Input records ->
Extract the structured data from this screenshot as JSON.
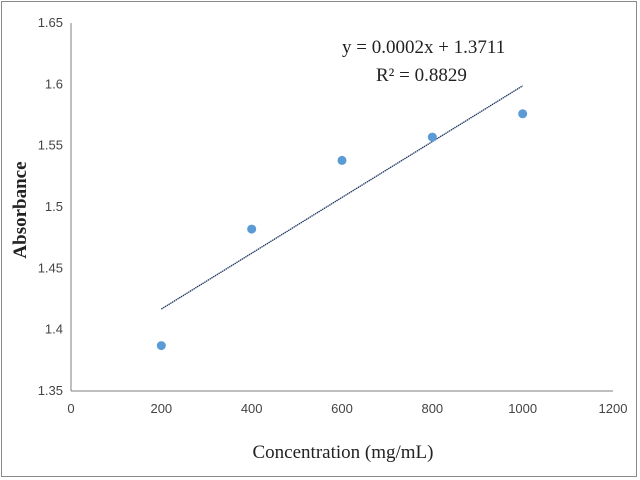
{
  "chart_data": {
    "type": "scatter",
    "title": "",
    "xlabel": "Concentration (mg/mL)",
    "ylabel": "Absorbance",
    "xlim": [
      0,
      1200
    ],
    "ylim": [
      1.35,
      1.65
    ],
    "x_ticks": [
      "0",
      "200",
      "400",
      "600",
      "800",
      "1000",
      "1200"
    ],
    "y_ticks": [
      "1.35",
      "1.4",
      "1.45",
      "1.5",
      "1.55",
      "1.6",
      "1.65"
    ],
    "grid": false,
    "legend": "none",
    "series": [
      {
        "x": [
          200,
          400,
          600,
          800,
          1000
        ],
        "y": [
          1.387,
          1.482,
          1.538,
          1.557,
          1.576
        ],
        "color": "#5b9bd5"
      }
    ],
    "trendline": {
      "type": "linear",
      "slope": 0.0002,
      "intercept": 1.3711,
      "x_range": [
        200,
        1000
      ],
      "color": "#1f3864",
      "equation": "y = 0.0002x + 1.3711",
      "r_squared": "R² = 0.8829"
    }
  }
}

Short exercise ->
Give the material again exactly as it is, but keep the pictures out.

Exercise response ->
Extract the structured data from this screenshot as JSON.
{
  "chart_data": {
    "type": "scatter",
    "title": "",
    "xlabel": "Concentration (mg/mL)",
    "ylabel": "Absorbance",
    "xlim": [
      0,
      1200
    ],
    "ylim": [
      1.35,
      1.65
    ],
    "x_ticks": [
      "0",
      "200",
      "400",
      "600",
      "800",
      "1000",
      "1200"
    ],
    "y_ticks": [
      "1.35",
      "1.4",
      "1.45",
      "1.5",
      "1.55",
      "1.6",
      "1.65"
    ],
    "grid": false,
    "legend": "none",
    "series": [
      {
        "x": [
          200,
          400,
          600,
          800,
          1000
        ],
        "y": [
          1.387,
          1.482,
          1.538,
          1.557,
          1.576
        ],
        "color": "#5b9bd5"
      }
    ],
    "trendline": {
      "type": "linear",
      "slope": 0.0002,
      "intercept": 1.3711,
      "x_range": [
        200,
        1000
      ],
      "color": "#1f3864",
      "equation": "y = 0.0002x + 1.3711",
      "r_squared": "R² = 0.8829"
    }
  }
}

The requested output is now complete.